──────── Data ────────
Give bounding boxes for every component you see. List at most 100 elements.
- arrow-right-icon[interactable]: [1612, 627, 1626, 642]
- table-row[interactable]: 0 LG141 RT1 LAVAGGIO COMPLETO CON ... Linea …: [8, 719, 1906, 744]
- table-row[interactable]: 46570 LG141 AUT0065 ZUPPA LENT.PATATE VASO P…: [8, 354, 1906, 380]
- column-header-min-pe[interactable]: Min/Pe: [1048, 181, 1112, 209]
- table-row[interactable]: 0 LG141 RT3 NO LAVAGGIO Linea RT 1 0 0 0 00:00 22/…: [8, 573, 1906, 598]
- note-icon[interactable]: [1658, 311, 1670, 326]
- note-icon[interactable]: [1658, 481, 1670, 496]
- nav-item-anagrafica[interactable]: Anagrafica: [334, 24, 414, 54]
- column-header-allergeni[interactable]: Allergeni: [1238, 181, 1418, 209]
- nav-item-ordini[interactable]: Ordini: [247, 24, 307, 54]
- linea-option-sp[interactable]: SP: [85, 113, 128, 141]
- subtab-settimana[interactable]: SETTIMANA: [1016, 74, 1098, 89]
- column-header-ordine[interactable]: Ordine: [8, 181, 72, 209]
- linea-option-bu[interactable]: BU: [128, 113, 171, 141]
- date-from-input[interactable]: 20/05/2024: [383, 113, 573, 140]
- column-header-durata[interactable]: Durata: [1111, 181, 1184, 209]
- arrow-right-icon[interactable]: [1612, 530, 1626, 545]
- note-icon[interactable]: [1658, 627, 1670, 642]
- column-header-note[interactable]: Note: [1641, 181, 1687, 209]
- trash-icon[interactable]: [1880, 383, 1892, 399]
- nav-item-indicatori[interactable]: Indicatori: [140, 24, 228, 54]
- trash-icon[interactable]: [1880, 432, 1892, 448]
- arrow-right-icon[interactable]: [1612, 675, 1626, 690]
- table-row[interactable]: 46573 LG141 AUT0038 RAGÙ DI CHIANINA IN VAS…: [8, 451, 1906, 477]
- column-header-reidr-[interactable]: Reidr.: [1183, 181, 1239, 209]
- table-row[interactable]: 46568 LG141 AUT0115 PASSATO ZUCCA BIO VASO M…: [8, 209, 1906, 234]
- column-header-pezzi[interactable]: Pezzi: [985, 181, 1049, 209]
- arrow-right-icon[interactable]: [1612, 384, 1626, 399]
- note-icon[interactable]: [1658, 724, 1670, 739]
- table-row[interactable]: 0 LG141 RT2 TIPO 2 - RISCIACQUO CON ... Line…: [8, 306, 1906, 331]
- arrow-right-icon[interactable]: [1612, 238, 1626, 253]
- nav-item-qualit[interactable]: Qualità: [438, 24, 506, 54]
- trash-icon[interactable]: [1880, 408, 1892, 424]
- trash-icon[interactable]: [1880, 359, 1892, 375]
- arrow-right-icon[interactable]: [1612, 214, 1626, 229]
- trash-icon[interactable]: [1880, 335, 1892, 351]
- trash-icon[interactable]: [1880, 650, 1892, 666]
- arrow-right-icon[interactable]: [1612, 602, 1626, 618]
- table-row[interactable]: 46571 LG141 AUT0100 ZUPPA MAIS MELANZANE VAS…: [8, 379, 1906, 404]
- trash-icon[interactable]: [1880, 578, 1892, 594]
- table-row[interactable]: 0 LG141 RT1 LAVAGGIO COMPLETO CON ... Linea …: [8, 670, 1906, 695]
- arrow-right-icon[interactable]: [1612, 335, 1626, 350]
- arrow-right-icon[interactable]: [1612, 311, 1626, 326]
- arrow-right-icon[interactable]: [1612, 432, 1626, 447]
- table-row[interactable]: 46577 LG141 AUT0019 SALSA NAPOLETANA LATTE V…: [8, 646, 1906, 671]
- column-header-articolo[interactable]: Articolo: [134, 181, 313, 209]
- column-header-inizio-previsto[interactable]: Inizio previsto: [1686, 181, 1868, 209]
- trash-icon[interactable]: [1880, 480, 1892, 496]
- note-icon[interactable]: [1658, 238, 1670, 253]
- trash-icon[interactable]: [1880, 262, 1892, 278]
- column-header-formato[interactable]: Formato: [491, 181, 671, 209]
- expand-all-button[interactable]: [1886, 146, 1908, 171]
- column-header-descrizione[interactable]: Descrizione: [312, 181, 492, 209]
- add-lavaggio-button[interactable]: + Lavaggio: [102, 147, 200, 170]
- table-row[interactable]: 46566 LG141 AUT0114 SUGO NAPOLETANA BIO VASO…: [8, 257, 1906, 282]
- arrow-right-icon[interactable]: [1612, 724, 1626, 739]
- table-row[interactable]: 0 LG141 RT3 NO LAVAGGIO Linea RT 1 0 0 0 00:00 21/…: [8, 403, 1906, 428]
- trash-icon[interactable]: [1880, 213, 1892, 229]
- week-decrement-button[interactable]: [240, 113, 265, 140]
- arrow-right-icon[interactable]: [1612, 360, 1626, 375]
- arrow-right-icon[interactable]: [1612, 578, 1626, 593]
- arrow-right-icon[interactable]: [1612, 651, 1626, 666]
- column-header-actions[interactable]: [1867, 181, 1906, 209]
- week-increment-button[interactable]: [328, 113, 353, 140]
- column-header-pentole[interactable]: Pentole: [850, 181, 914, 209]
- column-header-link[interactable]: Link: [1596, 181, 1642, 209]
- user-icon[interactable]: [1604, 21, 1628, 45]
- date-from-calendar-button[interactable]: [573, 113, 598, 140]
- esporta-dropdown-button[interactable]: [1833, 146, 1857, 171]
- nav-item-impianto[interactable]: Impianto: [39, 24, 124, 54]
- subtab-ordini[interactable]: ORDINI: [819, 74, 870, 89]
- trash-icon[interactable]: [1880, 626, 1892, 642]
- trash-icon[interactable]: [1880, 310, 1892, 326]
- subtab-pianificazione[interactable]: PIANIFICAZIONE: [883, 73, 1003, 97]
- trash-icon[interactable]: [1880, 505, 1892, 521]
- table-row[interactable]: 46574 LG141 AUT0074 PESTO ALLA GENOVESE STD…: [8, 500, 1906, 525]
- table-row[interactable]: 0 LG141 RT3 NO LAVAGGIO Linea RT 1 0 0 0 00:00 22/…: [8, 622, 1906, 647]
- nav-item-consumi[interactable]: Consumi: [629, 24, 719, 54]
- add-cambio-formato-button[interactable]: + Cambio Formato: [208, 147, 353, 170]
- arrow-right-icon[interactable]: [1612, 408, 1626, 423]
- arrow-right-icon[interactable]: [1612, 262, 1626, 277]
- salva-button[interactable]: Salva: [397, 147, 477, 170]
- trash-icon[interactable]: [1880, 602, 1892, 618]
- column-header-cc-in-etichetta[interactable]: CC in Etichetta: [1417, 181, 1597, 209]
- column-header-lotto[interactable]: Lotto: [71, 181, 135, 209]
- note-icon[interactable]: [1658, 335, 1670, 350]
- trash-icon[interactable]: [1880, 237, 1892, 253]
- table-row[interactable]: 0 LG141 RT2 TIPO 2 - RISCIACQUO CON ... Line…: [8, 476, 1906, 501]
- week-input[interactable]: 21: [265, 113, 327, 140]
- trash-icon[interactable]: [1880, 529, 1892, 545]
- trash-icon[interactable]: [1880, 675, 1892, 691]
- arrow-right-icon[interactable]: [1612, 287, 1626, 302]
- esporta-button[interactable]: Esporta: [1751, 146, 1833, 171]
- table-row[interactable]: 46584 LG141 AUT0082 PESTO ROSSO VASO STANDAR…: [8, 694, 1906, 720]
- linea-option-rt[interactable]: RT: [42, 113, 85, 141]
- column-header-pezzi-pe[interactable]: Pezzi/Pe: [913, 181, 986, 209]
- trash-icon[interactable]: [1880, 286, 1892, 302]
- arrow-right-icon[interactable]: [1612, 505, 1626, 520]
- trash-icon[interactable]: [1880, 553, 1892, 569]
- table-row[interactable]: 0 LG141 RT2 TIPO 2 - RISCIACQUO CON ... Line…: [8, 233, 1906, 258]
────────
# Job:
Reproduce verbatim the stretch of the material from its first line through the line containing "- table-row[interactable]: 46570", with both ends included.

# Written response:
Give bounding boxes for every component you see. List at most 100 elements.
- arrow-right-icon[interactable]: [1612, 627, 1626, 642]
- table-row[interactable]: 0 LG141 RT1 LAVAGGIO COMPLETO CON ... Linea …: [8, 719, 1906, 744]
- table-row[interactable]: 46570 LG141 AUT0065 ZUPPA LENT.PATATE VASO P…: [8, 354, 1906, 380]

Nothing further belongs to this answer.